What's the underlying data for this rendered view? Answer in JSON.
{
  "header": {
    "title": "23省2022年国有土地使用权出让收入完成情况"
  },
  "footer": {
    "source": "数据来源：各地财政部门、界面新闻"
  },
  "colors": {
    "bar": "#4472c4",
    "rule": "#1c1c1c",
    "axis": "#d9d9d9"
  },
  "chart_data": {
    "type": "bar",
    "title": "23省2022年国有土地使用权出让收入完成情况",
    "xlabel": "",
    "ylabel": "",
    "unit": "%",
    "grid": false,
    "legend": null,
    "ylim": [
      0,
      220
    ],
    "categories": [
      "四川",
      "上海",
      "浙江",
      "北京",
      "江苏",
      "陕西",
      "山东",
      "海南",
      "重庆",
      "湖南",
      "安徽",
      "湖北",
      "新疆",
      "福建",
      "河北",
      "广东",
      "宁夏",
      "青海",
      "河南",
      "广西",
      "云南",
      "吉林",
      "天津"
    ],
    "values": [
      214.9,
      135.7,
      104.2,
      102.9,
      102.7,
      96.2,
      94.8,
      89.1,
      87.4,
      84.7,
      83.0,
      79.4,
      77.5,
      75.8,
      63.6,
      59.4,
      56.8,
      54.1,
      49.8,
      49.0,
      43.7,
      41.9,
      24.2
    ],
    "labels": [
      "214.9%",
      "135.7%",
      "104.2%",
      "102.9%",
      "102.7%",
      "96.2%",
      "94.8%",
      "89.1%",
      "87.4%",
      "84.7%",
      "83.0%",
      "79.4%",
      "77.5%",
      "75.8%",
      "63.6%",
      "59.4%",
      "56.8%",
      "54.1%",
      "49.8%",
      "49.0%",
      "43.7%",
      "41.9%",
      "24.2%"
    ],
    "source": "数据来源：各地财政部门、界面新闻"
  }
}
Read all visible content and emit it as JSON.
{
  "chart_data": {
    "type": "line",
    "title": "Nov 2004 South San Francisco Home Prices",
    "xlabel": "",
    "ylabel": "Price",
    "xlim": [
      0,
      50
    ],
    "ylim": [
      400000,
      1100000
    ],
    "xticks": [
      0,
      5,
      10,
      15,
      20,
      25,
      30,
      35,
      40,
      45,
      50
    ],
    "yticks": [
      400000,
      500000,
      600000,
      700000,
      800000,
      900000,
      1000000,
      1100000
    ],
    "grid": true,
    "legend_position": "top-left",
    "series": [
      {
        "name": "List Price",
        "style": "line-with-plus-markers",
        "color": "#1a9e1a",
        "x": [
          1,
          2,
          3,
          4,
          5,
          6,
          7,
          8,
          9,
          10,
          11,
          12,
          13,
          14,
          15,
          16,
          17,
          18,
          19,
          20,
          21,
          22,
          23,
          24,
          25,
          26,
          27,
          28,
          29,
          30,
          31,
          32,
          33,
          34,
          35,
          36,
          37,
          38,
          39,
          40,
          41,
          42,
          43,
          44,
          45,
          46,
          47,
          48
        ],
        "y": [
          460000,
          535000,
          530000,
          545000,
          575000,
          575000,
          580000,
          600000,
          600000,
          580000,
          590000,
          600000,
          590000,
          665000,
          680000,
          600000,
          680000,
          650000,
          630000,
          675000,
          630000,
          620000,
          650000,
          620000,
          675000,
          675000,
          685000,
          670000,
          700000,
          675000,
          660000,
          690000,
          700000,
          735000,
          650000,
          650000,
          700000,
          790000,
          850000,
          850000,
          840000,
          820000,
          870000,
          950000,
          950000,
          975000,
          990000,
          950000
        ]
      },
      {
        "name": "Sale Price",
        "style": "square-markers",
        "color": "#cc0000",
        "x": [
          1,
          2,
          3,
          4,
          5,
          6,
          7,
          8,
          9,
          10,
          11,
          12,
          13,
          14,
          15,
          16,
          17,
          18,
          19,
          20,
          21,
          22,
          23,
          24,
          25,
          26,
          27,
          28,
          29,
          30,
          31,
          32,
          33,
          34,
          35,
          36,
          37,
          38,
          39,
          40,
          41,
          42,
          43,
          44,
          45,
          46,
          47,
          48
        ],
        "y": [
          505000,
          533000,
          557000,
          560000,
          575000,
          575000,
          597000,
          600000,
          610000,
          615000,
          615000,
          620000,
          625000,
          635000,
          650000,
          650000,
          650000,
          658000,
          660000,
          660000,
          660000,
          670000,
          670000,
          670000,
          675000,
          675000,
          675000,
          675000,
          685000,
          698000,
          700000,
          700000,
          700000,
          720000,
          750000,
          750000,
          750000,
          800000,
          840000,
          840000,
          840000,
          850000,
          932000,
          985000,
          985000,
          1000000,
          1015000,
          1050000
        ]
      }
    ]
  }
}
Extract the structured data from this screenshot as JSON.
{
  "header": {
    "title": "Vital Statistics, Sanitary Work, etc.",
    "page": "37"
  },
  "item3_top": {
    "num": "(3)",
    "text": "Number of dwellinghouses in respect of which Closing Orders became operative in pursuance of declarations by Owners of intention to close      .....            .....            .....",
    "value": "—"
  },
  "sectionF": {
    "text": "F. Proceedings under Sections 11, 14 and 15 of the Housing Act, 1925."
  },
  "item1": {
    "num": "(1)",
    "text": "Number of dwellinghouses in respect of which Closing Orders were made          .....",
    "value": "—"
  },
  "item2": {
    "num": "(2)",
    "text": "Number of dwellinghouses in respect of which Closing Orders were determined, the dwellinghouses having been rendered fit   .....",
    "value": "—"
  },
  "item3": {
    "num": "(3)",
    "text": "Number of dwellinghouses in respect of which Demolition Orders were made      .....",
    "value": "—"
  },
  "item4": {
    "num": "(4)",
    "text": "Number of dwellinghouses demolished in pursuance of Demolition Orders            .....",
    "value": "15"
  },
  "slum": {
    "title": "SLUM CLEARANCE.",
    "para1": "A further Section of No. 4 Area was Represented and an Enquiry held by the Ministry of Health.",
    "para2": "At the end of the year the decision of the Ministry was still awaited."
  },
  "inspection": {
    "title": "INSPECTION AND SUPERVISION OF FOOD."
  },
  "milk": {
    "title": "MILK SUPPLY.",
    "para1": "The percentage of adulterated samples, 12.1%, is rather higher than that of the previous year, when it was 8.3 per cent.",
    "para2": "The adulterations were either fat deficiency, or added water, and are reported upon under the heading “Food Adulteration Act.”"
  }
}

▸ **Exercise details**
Word for word, restate all of the data shown above.

▸ **Answer for the task**
What's the underlying data for this rendered view? Answer in JSON.
{
  "header": {
    "title": "23省2022年国有土地使用权出让收入完成情况"
  },
  "footer": {
    "source": "数据来源：各地财政部门、界面新闻"
  },
  "colors": {
    "bar": "#4472c4",
    "rule": "#1c1c1c",
    "axis": "#d9d9d9"
  },
  "chart_data": {
    "type": "bar",
    "title": "23省2022年国有土地使用权出让收入完成情况",
    "xlabel": "",
    "ylabel": "",
    "unit": "%",
    "grid": false,
    "legend": null,
    "ylim": [
      0,
      220
    ],
    "categories": [
      "四川",
      "上海",
      "浙江",
      "北京",
      "江苏",
      "陕西",
      "山东",
      "海南",
      "重庆",
      "湖南",
      "安徽",
      "湖北",
      "新疆",
      "福建",
      "河北",
      "广东",
      "宁夏",
      "青海",
      "河南",
      "广西",
      "云南",
      "吉林",
      "天津"
    ],
    "values": [
      214.9,
      135.7,
      104.2,
      102.9,
      102.7,
      96.2,
      94.8,
      89.1,
      87.4,
      84.7,
      83.0,
      79.4,
      77.5,
      75.8,
      63.6,
      59.4,
      56.8,
      54.1,
      49.8,
      49.0,
      43.7,
      41.9,
      24.2
    ],
    "labels": [
      "214.9%",
      "135.7%",
      "104.2%",
      "102.9%",
      "102.7%",
      "96.2%",
      "94.8%",
      "89.1%",
      "87.4%",
      "84.7%",
      "83.0%",
      "79.4%",
      "77.5%",
      "75.8%",
      "63.6%",
      "59.4%",
      "56.8%",
      "54.1%",
      "49.8%",
      "49.0%",
      "43.7%",
      "41.9%",
      "24.2%"
    ],
    "source": "数据来源：各地财政部门、界面新闻"
  }
}
Read all visible content and emit it as JSON.
{
  "chart_data": {
    "type": "line",
    "title": "Nov 2004 South San Francisco Home Prices",
    "xlabel": "",
    "ylabel": "Price",
    "xlim": [
      0,
      50
    ],
    "ylim": [
      400000,
      1100000
    ],
    "xticks": [
      0,
      5,
      10,
      15,
      20,
      25,
      30,
      35,
      40,
      45,
      50
    ],
    "yticks": [
      400000,
      500000,
      600000,
      700000,
      800000,
      900000,
      1000000,
      1100000
    ],
    "grid": true,
    "legend_position": "top-left",
    "series": [
      {
        "name": "List Price",
        "style": "line-with-plus-markers",
        "color": "#1a9e1a",
        "x": [
          1,
          2,
          3,
          4,
          5,
          6,
          7,
          8,
          9,
          10,
          11,
          12,
          13,
          14,
          15,
          16,
          17,
          18,
          19,
          20,
          21,
          22,
          23,
          24,
          25,
          26,
          27,
          28,
          29,
          30,
          31,
          32,
          33,
          34,
          35,
          36,
          37,
          38,
          39,
          40,
          41,
          42,
          43,
          44,
          45,
          46,
          47,
          48
        ],
        "y": [
          460000,
          535000,
          530000,
          545000,
          575000,
          575000,
          580000,
          600000,
          600000,
          580000,
          590000,
          600000,
          590000,
          665000,
          680000,
          600000,
          680000,
          650000,
          630000,
          675000,
          630000,
          620000,
          650000,
          620000,
          675000,
          675000,
          685000,
          670000,
          700000,
          675000,
          660000,
          690000,
          700000,
          735000,
          650000,
          650000,
          700000,
          790000,
          850000,
          850000,
          840000,
          820000,
          870000,
          950000,
          950000,
          975000,
          990000,
          950000
        ]
      },
      {
        "name": "Sale Price",
        "style": "square-markers",
        "color": "#cc0000",
        "x": [
          1,
          2,
          3,
          4,
          5,
          6,
          7,
          8,
          9,
          10,
          11,
          12,
          13,
          14,
          15,
          16,
          17,
          18,
          19,
          20,
          21,
          22,
          23,
          24,
          25,
          26,
          27,
          28,
          29,
          30,
          31,
          32,
          33,
          34,
          35,
          36,
          37,
          38,
          39,
          40,
          41,
          42,
          43,
          44,
          45,
          46,
          47,
          48
        ],
        "y": [
          505000,
          533000,
          557000,
          560000,
          575000,
          575000,
          597000,
          600000,
          610000,
          615000,
          615000,
          620000,
          625000,
          635000,
          650000,
          650000,
          650000,
          658000,
          660000,
          660000,
          660000,
          670000,
          670000,
          670000,
          675000,
          675000,
          675000,
          675000,
          685000,
          698000,
          700000,
          700000,
          700000,
          720000,
          750000,
          750000,
          750000,
          800000,
          840000,
          840000,
          840000,
          850000,
          932000,
          985000,
          985000,
          1000000,
          1015000,
          1050000
        ]
      }
    ]
  }
}
Extract the structured data from this screenshot as JSON.
{
  "header": {
    "title": "Vital Statistics, Sanitary Work, etc.",
    "page": "37"
  },
  "item3_top": {
    "num": "(3)",
    "text": "Number of dwellinghouses in respect of which Closing Orders became operative in pursuance of declarations by Owners of intention to close      .....            .....            .....",
    "value": "—"
  },
  "sectionF": {
    "text": "F. Proceedings under Sections 11, 14 and 15 of the Housing Act, 1925."
  },
  "item1": {
    "num": "(1)",
    "text": "Number of dwellinghouses in respect of which Closing Orders were made          .....",
    "value": "—"
  },
  "item2": {
    "num": "(2)",
    "text": "Number of dwellinghouses in respect of which Closing Orders were determined, the dwellinghouses having been rendered fit   .....",
    "value": "—"
  },
  "item3": {
    "num": "(3)",
    "text": "Number of dwellinghouses in respect of which Demolition Orders were made      .....",
    "value": "—"
  },
  "item4": {
    "num": "(4)",
    "text": "Number of dwellinghouses demolished in pursuance of Demolition Orders            .....",
    "value": "15"
  },
  "slum": {
    "title": "SLUM CLEARANCE.",
    "para1": "A further Section of No. 4 Area was Represented and an Enquiry held by the Ministry of Health.",
    "para2": "At the end of the year the decision of the Ministry was still awaited."
  },
  "inspection": {
    "title": "INSPECTION AND SUPERVISION OF FOOD."
  },
  "milk": {
    "title": "MILK SUPPLY.",
    "para1": "The percentage of adulterated samples, 12.1%, is rather higher than that of the previous year, when it was 8.3 per cent.",
    "para2": "The adulterations were either fat deficiency, or added water, and are reported upon under the heading “Food Adulteration Act.”"
  }
}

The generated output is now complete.